Problem description :: Look through the material below and count the lines with the string "Outlet". Report only the count.

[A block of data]
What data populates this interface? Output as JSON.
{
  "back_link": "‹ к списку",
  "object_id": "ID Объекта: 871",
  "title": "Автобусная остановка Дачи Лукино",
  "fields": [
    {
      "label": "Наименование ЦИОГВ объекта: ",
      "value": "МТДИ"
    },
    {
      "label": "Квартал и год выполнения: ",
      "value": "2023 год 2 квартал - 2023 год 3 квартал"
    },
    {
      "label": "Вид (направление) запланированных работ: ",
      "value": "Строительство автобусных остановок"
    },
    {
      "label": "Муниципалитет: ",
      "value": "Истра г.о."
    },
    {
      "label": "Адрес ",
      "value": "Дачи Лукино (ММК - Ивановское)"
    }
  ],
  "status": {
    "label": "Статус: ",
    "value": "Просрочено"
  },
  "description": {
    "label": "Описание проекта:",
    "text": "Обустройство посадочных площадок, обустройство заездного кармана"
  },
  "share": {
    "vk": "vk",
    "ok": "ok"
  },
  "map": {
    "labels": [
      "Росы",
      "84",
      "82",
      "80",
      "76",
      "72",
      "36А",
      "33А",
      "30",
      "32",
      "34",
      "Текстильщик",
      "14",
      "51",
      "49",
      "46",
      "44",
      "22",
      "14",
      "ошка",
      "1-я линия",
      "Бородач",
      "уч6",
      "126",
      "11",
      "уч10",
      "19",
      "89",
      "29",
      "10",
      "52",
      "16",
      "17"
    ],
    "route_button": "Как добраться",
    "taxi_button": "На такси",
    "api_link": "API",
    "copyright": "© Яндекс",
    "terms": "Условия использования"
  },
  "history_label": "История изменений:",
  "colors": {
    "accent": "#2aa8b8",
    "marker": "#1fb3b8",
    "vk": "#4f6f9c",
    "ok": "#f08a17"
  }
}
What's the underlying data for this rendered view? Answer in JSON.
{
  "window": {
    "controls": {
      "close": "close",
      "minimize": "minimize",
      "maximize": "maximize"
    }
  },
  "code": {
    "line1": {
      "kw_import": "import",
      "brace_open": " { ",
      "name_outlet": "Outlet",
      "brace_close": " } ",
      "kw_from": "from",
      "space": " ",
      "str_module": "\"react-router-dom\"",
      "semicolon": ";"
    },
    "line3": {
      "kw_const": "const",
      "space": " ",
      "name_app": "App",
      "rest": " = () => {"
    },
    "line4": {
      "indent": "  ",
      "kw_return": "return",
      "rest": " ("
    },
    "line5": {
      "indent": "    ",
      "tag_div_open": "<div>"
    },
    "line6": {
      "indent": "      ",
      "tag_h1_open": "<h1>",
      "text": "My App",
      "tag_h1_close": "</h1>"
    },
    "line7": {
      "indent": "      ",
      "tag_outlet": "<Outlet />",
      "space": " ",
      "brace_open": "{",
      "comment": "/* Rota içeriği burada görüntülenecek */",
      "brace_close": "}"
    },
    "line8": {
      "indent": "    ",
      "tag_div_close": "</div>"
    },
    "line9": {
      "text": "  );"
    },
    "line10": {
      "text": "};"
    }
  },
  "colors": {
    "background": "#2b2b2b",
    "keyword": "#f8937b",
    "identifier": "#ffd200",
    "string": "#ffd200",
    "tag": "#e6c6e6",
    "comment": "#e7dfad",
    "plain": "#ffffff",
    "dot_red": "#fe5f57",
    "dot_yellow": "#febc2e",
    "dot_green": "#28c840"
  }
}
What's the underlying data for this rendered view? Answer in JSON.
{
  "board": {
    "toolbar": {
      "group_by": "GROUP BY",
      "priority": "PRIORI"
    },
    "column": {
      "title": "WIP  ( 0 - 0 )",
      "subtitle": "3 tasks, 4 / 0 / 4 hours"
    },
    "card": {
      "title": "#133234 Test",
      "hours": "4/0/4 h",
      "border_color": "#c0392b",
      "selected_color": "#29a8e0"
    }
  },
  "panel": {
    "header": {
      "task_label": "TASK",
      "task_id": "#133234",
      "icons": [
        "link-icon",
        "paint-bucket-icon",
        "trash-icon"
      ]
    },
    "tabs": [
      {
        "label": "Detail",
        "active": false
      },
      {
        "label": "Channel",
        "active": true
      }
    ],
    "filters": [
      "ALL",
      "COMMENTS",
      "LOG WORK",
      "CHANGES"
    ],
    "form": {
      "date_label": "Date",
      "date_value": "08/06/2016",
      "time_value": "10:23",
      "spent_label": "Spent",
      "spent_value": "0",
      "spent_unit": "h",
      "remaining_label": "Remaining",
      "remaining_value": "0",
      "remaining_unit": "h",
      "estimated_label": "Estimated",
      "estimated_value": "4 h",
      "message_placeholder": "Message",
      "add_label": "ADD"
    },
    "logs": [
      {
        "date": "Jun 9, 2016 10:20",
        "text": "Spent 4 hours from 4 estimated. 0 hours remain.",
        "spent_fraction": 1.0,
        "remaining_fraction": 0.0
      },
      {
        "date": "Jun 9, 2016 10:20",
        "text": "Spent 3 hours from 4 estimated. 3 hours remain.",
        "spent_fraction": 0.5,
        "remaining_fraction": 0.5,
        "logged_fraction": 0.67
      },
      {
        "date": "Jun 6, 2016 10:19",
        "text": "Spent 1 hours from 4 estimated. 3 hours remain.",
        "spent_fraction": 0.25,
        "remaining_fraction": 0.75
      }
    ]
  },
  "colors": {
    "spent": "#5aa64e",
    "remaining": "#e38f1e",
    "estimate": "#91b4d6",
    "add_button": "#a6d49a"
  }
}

Task output :: 2